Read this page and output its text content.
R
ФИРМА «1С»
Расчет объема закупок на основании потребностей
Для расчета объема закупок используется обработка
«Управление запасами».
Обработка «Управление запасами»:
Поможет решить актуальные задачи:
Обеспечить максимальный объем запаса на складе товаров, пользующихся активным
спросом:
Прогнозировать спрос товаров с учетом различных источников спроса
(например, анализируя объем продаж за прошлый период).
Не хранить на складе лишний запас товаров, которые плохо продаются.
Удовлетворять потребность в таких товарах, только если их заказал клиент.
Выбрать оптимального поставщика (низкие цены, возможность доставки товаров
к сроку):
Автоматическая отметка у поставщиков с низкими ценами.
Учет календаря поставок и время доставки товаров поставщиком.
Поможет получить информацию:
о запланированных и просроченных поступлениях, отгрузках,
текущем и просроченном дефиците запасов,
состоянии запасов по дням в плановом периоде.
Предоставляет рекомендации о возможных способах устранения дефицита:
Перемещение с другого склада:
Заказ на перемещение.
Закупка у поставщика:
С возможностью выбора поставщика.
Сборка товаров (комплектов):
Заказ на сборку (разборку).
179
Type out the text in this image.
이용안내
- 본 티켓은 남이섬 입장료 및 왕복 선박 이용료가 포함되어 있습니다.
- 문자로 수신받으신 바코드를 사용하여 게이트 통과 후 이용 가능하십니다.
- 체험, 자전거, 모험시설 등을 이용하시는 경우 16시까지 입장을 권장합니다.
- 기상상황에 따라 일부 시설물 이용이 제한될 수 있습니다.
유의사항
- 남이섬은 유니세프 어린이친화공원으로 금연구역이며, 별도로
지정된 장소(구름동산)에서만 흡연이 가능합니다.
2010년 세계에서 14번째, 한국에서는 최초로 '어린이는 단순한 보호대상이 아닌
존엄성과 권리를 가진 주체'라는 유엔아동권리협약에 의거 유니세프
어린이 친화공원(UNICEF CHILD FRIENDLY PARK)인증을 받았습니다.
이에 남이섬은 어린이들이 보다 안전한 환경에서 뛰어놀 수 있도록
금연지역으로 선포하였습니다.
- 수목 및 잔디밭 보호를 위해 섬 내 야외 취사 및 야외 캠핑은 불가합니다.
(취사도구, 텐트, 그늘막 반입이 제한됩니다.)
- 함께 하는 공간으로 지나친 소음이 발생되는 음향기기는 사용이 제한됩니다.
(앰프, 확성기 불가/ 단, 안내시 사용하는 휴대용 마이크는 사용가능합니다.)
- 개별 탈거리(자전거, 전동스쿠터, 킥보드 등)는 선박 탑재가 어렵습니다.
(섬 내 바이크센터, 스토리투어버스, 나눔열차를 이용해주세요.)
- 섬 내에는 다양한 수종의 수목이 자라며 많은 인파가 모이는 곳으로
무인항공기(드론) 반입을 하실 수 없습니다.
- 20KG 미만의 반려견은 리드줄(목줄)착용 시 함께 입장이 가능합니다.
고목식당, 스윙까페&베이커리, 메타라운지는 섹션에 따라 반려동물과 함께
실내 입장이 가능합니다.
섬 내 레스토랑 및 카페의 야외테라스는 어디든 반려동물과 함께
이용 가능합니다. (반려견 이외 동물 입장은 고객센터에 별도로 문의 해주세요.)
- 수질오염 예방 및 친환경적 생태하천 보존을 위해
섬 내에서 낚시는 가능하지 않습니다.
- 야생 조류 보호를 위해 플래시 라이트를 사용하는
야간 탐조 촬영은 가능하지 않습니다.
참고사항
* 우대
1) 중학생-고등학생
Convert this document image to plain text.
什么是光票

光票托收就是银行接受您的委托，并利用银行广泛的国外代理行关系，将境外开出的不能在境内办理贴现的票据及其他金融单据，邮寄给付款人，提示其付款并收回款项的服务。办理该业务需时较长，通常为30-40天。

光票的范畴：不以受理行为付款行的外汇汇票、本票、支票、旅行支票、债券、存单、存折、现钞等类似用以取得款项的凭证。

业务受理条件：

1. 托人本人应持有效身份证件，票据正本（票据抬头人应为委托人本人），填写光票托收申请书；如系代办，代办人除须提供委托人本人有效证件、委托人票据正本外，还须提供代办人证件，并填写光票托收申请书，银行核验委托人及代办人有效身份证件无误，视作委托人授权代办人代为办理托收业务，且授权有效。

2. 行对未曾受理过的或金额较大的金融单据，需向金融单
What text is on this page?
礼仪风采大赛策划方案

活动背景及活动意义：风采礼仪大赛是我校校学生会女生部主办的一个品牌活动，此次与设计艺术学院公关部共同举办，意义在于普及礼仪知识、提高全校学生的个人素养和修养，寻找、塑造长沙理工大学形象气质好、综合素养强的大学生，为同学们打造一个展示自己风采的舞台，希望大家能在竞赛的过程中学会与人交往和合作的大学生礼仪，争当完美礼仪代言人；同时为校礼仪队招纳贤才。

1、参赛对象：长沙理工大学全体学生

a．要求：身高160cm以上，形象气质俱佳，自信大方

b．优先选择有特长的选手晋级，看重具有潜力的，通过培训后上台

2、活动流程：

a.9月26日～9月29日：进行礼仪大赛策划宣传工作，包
━━━━
» **What the exercise asks**: Search the lines for the word "объема" and report how many contain it, by number only.

» **Solution for this task**: 2